┌─ Data to process

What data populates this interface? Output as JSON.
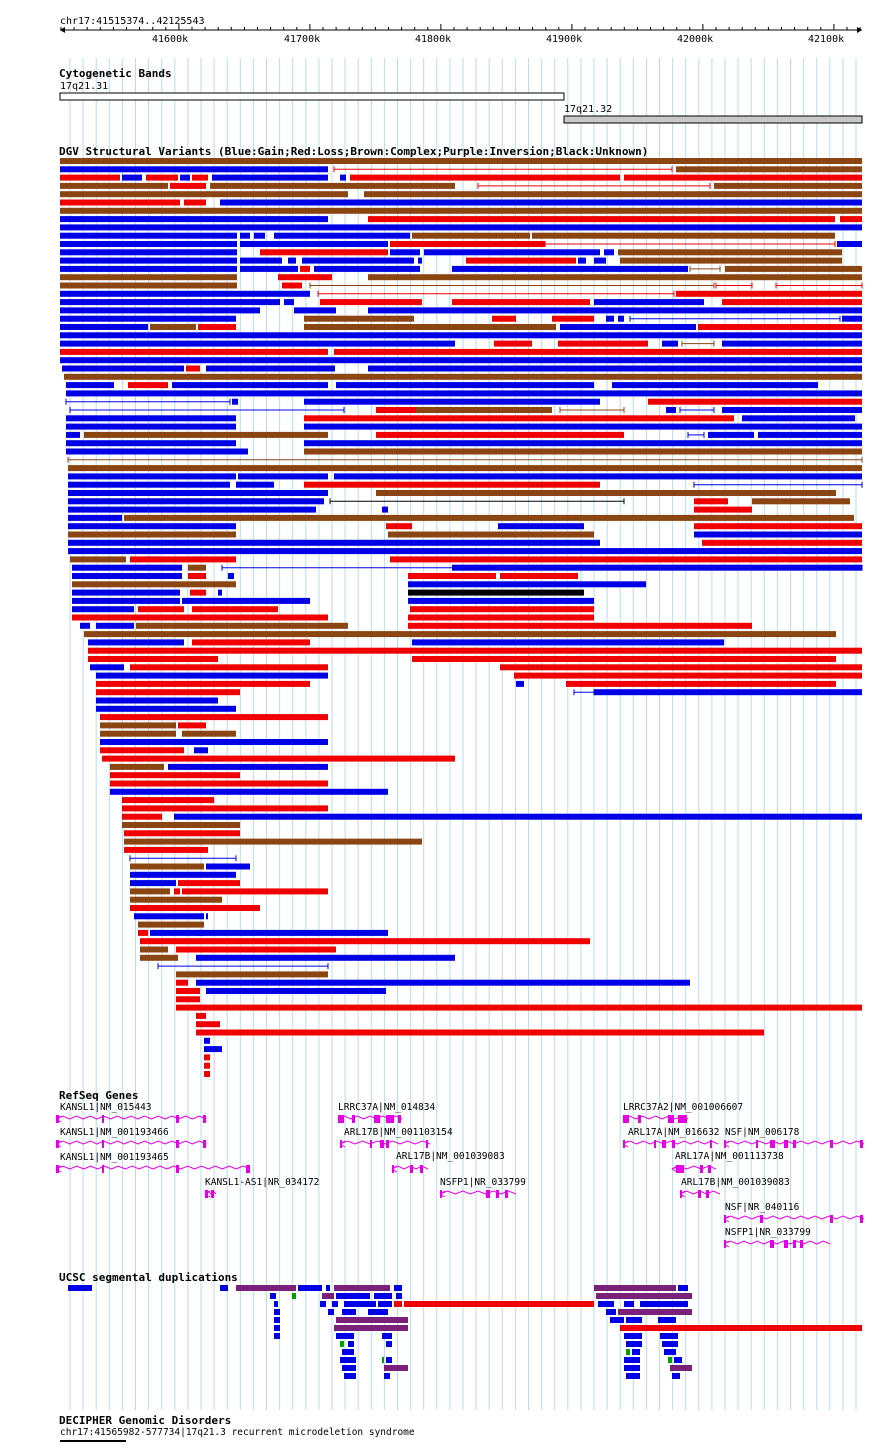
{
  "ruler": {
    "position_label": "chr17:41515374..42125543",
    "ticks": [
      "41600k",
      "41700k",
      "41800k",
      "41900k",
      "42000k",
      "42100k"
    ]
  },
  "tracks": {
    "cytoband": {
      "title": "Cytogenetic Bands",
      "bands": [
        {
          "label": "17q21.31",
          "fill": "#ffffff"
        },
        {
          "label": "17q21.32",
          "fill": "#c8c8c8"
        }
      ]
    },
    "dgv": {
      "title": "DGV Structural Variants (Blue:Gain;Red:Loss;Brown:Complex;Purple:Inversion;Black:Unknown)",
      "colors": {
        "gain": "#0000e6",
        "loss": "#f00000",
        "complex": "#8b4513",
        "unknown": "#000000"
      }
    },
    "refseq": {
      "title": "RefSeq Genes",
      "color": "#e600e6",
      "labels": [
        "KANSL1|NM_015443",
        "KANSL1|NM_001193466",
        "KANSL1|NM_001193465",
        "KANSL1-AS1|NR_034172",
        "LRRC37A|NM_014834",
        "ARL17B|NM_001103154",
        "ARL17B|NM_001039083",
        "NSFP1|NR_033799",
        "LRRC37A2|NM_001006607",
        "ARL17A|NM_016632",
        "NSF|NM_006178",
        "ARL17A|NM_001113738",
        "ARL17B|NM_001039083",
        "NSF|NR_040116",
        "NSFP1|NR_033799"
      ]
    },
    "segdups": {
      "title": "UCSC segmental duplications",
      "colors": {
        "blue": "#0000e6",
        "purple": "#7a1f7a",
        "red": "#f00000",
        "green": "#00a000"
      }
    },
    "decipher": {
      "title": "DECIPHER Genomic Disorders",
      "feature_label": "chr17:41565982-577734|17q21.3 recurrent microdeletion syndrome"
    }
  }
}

└─

- Task prompt -
An answer is complete only when it holds every line above containing the string "title".

- Expected answer -
      "title": "Cytogenetic Bands",
      "title": "DGV Structural Variants (Blue:Gain;Red:Loss;Brown:Complex;Purple:Inversion;Black:Unknown)",
      "title": "RefSeq Genes",
      "title": "UCSC segmental duplications",
      "title": "DECIPHER Genomic Disorders",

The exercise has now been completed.